* What you will do
Identify the lines containing the word "that". Copy each one.

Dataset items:
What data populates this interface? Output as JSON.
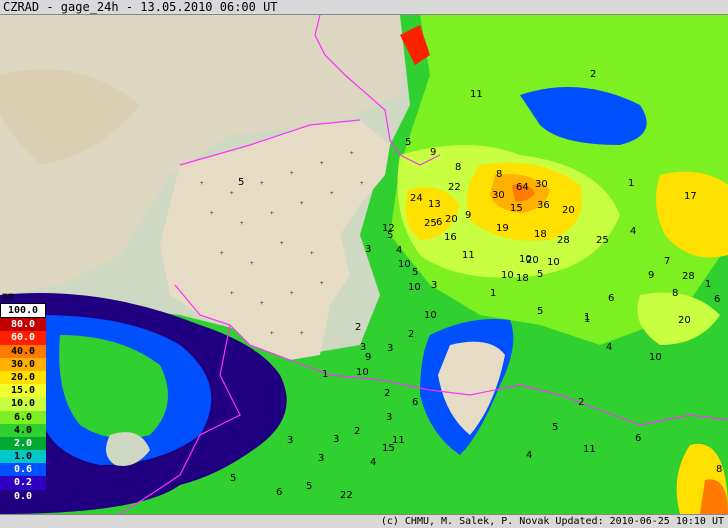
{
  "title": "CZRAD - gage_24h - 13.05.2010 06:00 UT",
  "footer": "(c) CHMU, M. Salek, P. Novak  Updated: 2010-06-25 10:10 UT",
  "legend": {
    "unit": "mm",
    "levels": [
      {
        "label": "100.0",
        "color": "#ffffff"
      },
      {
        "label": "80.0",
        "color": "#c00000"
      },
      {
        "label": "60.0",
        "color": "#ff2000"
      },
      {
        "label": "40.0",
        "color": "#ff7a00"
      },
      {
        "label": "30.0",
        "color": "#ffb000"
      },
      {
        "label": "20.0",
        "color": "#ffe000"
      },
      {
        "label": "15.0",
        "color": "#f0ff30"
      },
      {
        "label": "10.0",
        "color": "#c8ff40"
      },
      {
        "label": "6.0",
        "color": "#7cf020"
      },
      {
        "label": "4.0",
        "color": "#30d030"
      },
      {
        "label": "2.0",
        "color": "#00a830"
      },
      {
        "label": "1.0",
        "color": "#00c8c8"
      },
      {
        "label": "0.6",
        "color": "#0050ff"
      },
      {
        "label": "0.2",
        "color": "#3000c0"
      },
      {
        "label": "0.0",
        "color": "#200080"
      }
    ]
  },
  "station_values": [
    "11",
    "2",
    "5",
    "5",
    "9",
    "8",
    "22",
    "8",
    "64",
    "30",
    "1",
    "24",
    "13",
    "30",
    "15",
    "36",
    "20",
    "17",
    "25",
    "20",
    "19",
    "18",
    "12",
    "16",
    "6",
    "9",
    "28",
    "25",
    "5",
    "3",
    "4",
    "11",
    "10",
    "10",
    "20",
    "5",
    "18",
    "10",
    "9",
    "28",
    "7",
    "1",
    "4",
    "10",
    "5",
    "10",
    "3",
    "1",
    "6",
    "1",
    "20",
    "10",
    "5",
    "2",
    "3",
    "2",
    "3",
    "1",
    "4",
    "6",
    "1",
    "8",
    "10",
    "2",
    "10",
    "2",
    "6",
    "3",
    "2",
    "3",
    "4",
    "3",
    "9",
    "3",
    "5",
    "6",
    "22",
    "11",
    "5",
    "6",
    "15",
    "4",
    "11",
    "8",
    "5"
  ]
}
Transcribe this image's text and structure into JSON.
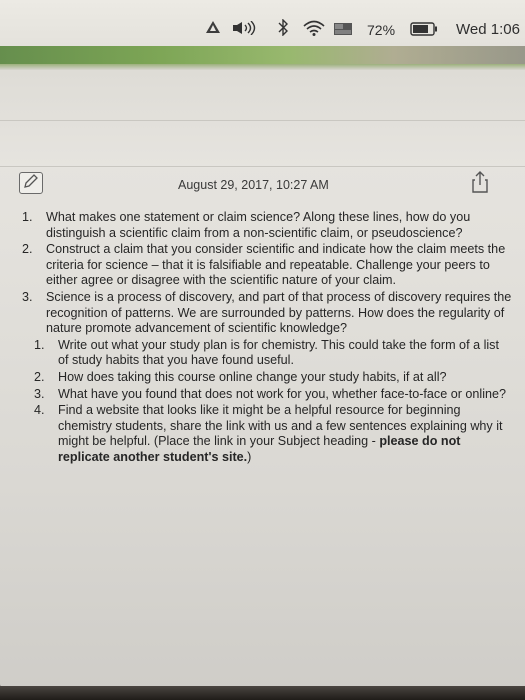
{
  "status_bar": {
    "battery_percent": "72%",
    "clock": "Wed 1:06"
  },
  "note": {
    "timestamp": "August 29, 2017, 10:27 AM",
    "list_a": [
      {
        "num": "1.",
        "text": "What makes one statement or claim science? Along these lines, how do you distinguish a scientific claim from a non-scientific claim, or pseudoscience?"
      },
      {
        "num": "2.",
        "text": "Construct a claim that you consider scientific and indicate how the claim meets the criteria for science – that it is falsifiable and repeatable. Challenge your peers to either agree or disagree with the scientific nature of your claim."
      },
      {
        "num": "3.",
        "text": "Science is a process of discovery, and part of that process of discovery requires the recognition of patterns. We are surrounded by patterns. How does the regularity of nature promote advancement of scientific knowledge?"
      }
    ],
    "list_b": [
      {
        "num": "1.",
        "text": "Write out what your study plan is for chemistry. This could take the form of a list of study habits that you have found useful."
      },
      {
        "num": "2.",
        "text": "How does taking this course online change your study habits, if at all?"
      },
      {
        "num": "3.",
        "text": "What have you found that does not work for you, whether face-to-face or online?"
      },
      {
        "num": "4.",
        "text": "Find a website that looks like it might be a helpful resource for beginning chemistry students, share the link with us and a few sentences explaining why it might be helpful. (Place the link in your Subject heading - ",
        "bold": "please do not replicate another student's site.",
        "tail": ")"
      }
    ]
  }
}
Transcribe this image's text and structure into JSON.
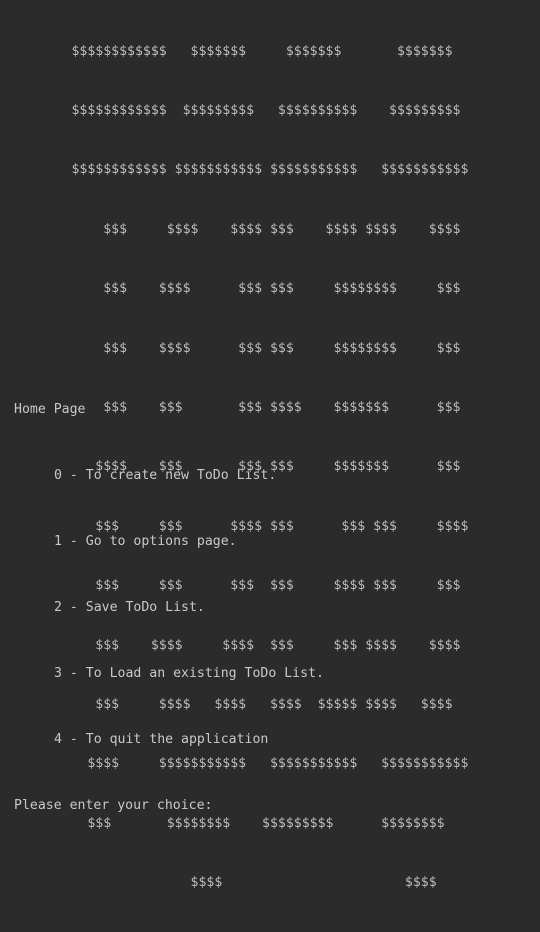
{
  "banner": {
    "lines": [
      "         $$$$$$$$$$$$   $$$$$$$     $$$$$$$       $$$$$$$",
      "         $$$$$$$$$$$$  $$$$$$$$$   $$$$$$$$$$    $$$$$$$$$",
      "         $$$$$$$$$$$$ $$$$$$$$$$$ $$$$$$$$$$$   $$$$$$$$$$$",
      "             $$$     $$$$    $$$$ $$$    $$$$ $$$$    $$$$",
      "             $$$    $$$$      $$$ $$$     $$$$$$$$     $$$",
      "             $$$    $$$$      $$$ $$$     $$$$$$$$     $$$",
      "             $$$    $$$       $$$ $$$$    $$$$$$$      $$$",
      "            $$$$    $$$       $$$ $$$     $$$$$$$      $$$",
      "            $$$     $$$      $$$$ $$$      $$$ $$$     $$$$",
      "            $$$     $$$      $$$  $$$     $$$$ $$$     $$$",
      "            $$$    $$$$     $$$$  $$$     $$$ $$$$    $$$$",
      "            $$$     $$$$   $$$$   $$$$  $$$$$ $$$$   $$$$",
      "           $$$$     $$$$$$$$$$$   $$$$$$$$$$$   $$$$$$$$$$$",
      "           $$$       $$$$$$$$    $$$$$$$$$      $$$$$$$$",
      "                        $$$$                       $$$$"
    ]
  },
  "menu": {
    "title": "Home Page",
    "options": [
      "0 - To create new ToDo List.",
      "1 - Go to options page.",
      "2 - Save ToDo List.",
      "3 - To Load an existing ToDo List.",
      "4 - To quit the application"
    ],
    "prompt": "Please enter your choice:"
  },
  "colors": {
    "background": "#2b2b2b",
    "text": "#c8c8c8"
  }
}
...
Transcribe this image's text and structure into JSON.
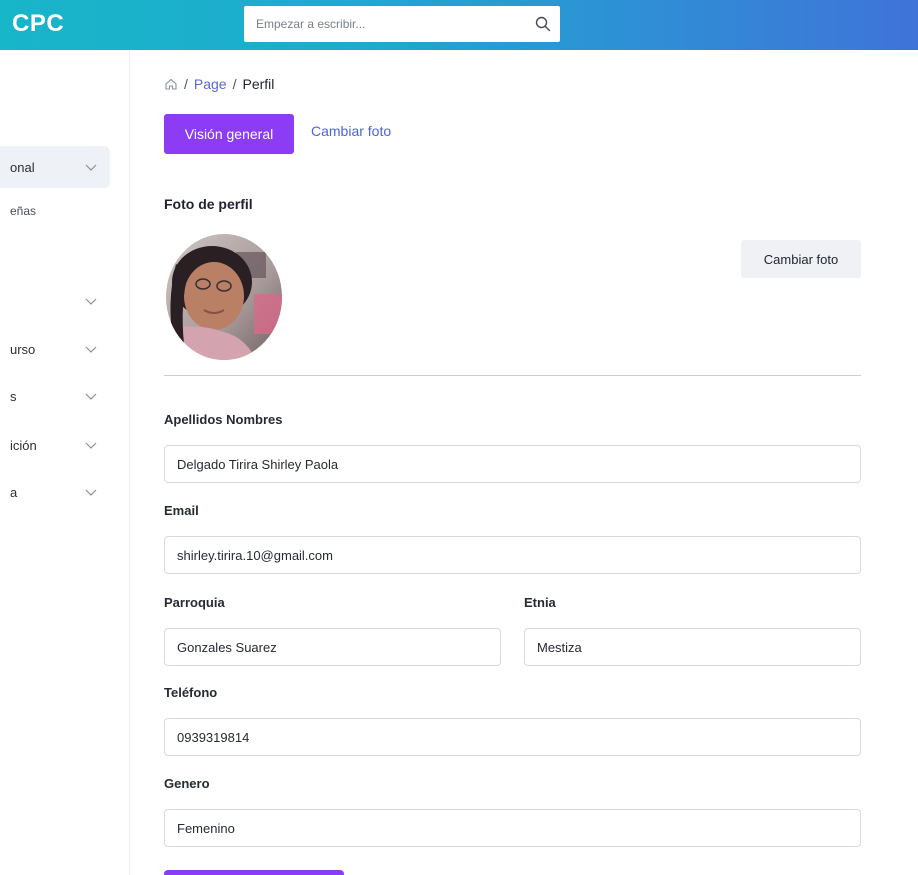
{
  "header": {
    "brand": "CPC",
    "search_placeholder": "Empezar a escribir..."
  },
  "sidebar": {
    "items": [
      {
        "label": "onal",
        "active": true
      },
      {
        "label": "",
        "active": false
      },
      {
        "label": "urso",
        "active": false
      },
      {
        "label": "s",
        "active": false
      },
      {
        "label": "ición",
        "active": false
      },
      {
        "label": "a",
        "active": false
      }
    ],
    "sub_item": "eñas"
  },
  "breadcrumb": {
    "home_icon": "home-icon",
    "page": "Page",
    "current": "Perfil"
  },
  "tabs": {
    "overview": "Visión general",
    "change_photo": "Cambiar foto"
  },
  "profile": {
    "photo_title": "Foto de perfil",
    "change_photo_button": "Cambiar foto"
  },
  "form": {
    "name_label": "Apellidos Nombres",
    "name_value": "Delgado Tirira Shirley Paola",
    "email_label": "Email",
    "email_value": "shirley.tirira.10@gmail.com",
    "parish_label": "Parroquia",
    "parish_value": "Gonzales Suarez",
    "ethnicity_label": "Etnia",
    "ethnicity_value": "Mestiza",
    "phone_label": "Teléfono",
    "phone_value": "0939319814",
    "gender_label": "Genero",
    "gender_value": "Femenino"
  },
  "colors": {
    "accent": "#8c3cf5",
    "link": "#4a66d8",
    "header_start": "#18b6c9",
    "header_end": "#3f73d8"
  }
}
...
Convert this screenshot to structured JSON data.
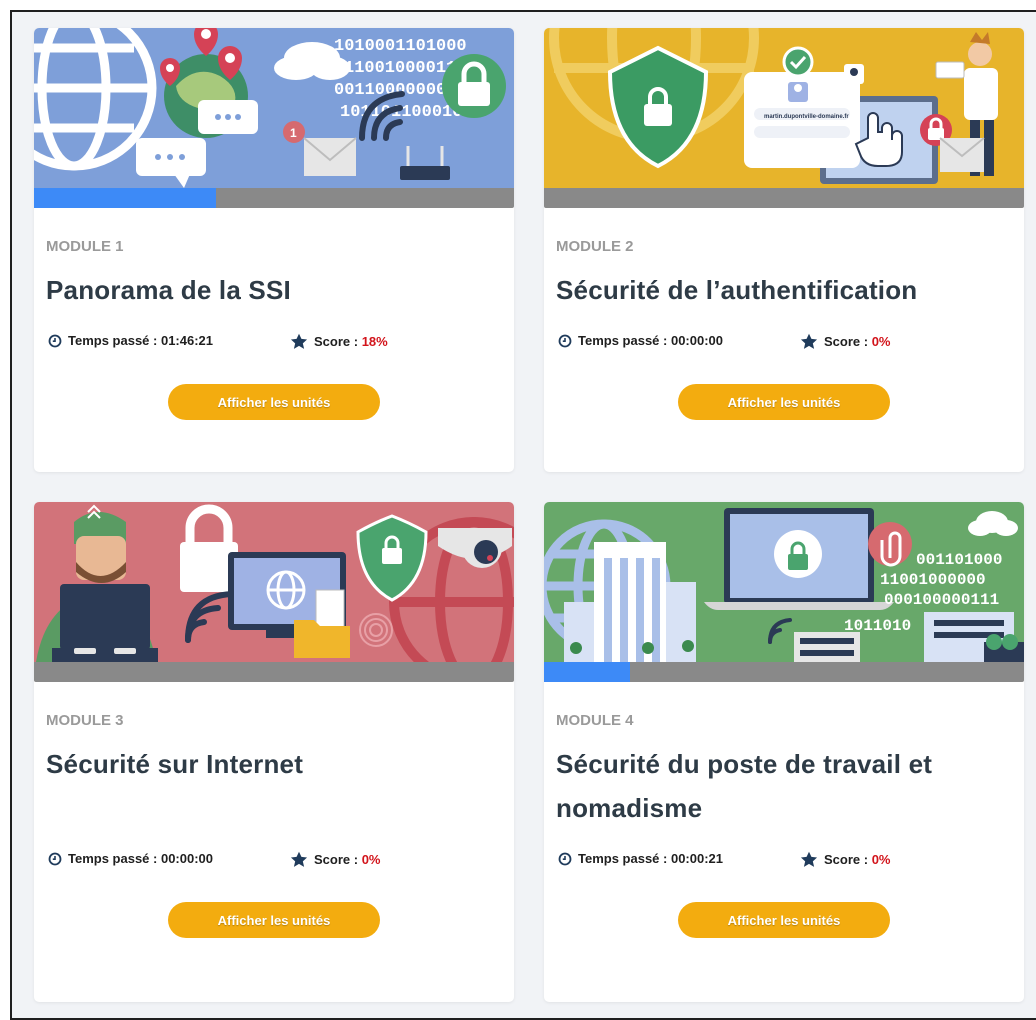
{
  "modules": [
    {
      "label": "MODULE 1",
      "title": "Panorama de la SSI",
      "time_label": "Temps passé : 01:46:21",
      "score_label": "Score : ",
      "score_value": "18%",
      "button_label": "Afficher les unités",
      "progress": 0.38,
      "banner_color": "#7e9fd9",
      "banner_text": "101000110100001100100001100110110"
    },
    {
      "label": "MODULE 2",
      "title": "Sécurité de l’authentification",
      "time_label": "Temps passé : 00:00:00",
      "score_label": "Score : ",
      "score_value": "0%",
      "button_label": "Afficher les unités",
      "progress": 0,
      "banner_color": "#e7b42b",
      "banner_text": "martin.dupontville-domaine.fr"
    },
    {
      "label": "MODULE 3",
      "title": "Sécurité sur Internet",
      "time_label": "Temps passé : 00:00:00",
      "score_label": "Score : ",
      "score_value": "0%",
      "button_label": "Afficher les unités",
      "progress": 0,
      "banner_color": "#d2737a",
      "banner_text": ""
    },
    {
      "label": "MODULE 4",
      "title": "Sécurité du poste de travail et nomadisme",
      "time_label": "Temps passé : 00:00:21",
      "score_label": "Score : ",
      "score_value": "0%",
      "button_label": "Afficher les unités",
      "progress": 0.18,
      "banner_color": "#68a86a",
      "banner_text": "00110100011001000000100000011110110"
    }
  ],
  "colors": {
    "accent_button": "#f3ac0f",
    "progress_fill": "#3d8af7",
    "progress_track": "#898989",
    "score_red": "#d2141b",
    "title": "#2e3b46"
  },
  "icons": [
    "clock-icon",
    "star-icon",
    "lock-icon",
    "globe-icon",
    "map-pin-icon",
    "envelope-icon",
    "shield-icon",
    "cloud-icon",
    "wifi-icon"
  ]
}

* In response
        "text": "Construct a claim that you consider scientific and indicate how the claim meets the criteria for science – that it is falsifiable and repeatable. Challenge your peers to either agree or disagree with the scientific nature of your claim."
        "text": "Science is a process of discovery, and part of that process of discovery requires the recognition of patterns. We are surrounded by patterns. How does the regularity of nature promote advancement of scientific knowledge?"
        "text": "Write out what your study plan is for chemistry. This could take the form of a list of study habits that you have found useful."
        "text": "What have you found that does not work for you, whether face-to-face or online?"
        "text": "Find a website that looks like it might be a helpful resource for beginning chemistry students, share the link with us and a few sentences explaining why it might be helpful. (Place the link in your Subject heading - ",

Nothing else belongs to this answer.